AIM OF THE EXERCISE | From the listing below, pull out the lines that hold "stress".

EXERCISE DATA |
····················

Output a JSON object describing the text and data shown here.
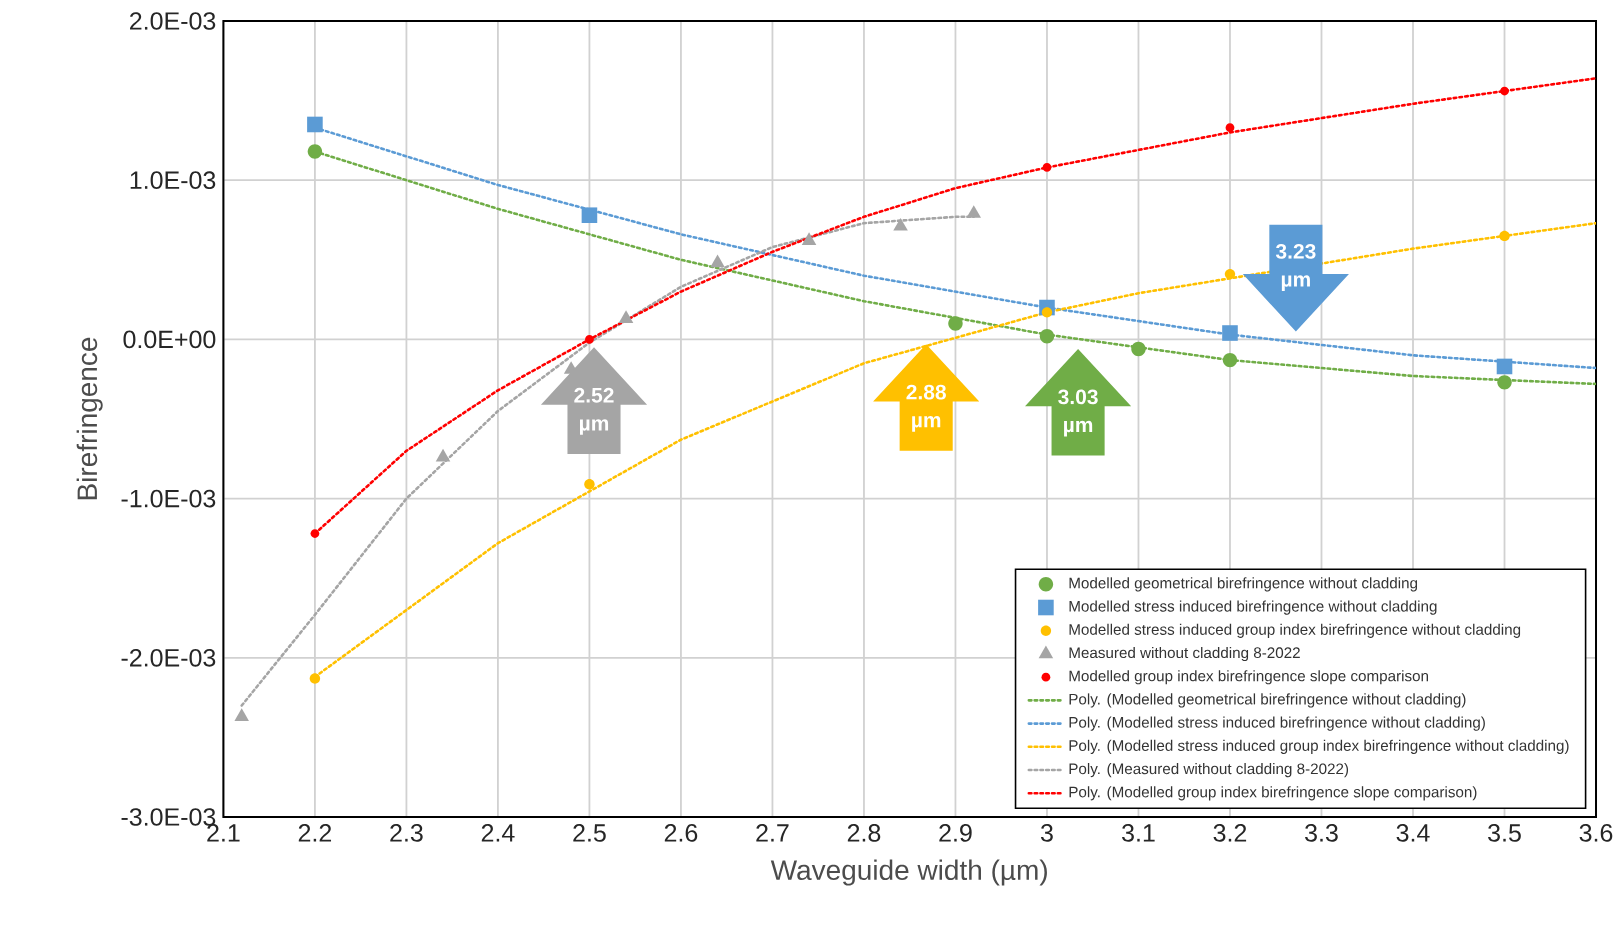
{
  "chart_data": {
    "type": "scatter",
    "xlabel": "Waveguide width (µm)",
    "ylabel": "Birefringence",
    "xlim": [
      2.1,
      3.6
    ],
    "xticks": [
      2.1,
      2.2,
      2.3,
      2.4,
      2.5,
      2.6,
      2.7,
      2.8,
      2.9,
      3,
      3.1,
      3.2,
      3.3,
      3.4,
      3.5,
      3.6
    ],
    "ylim": [
      -0.003,
      0.002
    ],
    "yticks": [
      {
        "value": -0.003,
        "label": "-3.0E-03"
      },
      {
        "value": -0.002,
        "label": "-2.0E-03"
      },
      {
        "value": -0.001,
        "label": "-1.0E-03"
      },
      {
        "value": 0,
        "label": "0.0E+00"
      },
      {
        "value": 0.001,
        "label": "1.0E-03"
      },
      {
        "value": 0.002,
        "label": "2.0E-03"
      }
    ],
    "grid": true,
    "legend": "bottom right",
    "series": [
      {
        "name": "Modelled geometrical birefringence without cladding",
        "marker": "circle",
        "color": "#70ad47",
        "x": [
          2.2,
          2.9,
          3.0,
          3.1,
          3.2,
          3.5
        ],
        "values": [
          0.00118,
          0.0001,
          2e-05,
          -6e-05,
          -0.00013,
          -0.00027
        ]
      },
      {
        "name": "Modelled stress induced birefringence without cladding",
        "marker": "square",
        "color": "#5b9bd5",
        "x": [
          2.2,
          2.5,
          3.0,
          3.2,
          3.5
        ],
        "values": [
          0.00135,
          0.00078,
          0.0002,
          4e-05,
          -0.00017
        ]
      },
      {
        "name": "Modelled stress induced group index birefringence without cladding",
        "marker": "circle",
        "color": "#ffc000",
        "x": [
          2.2,
          2.5,
          3.0,
          3.2,
          3.5
        ],
        "values": [
          -0.00213,
          -0.00091,
          0.00017,
          0.00041,
          0.00065
        ]
      },
      {
        "name": "Measured without cladding 8-2022",
        "marker": "triangle",
        "color": "#a5a5a5",
        "x": [
          2.12,
          2.34,
          2.48,
          2.54,
          2.64,
          2.74,
          2.84,
          2.92
        ],
        "values": [
          -0.00237,
          -0.00074,
          -0.00019,
          0.00013,
          0.00048,
          0.00062,
          0.00071,
          0.00079
        ]
      },
      {
        "name": "Modelled group index birefringence slope comparison",
        "marker": "circle",
        "color": "#ff0000",
        "x": [
          2.2,
          2.5,
          3.0,
          3.2,
          3.5
        ],
        "values": [
          -0.00122,
          0.0,
          0.00108,
          0.00133,
          0.00156
        ]
      },
      {
        "name": "Poly. (Modelled geometrical birefringence without cladding)",
        "type": "line",
        "line_style": "dotted",
        "marker": "none",
        "color": "#70ad47",
        "x": [
          2.2,
          2.4,
          2.6,
          2.8,
          3.0,
          3.2,
          3.4,
          3.6
        ],
        "values": [
          0.00118,
          0.00082,
          0.0005,
          0.00024,
          3e-05,
          -0.00013,
          -0.00023,
          -0.00028
        ]
      },
      {
        "name": "Poly. (Modelled stress induced birefringence without cladding)",
        "type": "line",
        "line_style": "dotted",
        "marker": "none",
        "color": "#5b9bd5",
        "x": [
          2.2,
          2.4,
          2.6,
          2.8,
          3.0,
          3.2,
          3.4,
          3.6
        ],
        "values": [
          0.00133,
          0.00097,
          0.00066,
          0.0004,
          0.0002,
          3e-05,
          -0.0001,
          -0.00018
        ]
      },
      {
        "name": "Poly. (Modelled stress induced group index birefringence without cladding)",
        "type": "line",
        "line_style": "dotted",
        "marker": "none",
        "color": "#ffc000",
        "x": [
          2.2,
          2.4,
          2.6,
          2.8,
          3.0,
          3.1,
          3.4,
          3.6
        ],
        "values": [
          -0.00212,
          -0.00128,
          -0.00063,
          -0.00015,
          0.00017,
          0.00029,
          0.00057,
          0.00073
        ]
      },
      {
        "name": "Poly. (Measured without cladding 8-2022)",
        "type": "line",
        "line_style": "dotted",
        "marker": "none",
        "color": "#a5a5a5",
        "x": [
          2.12,
          2.2,
          2.3,
          2.4,
          2.5,
          2.6,
          2.7,
          2.8,
          2.9,
          2.92
        ],
        "values": [
          -0.0023,
          -0.00173,
          -0.001,
          -0.00045,
          -2e-05,
          0.00033,
          0.00058,
          0.00073,
          0.00077,
          0.00077
        ]
      },
      {
        "name": "Poly. (Modelled group index birefringence slope comparison)",
        "type": "line",
        "line_style": "dotted",
        "marker": "none",
        "color": "#ff0000",
        "x": [
          2.2,
          2.3,
          2.4,
          2.5,
          2.6,
          2.7,
          2.8,
          2.9,
          3.0,
          3.2,
          3.4,
          3.6
        ],
        "values": [
          -0.00122,
          -0.0007,
          -0.00032,
          0.0,
          0.0003,
          0.00055,
          0.00077,
          0.00095,
          0.00108,
          0.0013,
          0.00148,
          0.00164
        ]
      }
    ],
    "annotations": [
      "2.52 µm",
      "2.88 µm",
      "3.03 µm",
      "3.23 µm"
    ]
  }
}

····················

ANSWER TO THE TASK |
        "name": "Modelled stress induced birefringence without cladding",
        "name": "Modelled stress induced group index birefringence without cladding",
        "name": "Poly. (Modelled stress induced birefringence without cladding)",
        "name": "Poly. (Modelled stress induced group index birefringence without cladding)",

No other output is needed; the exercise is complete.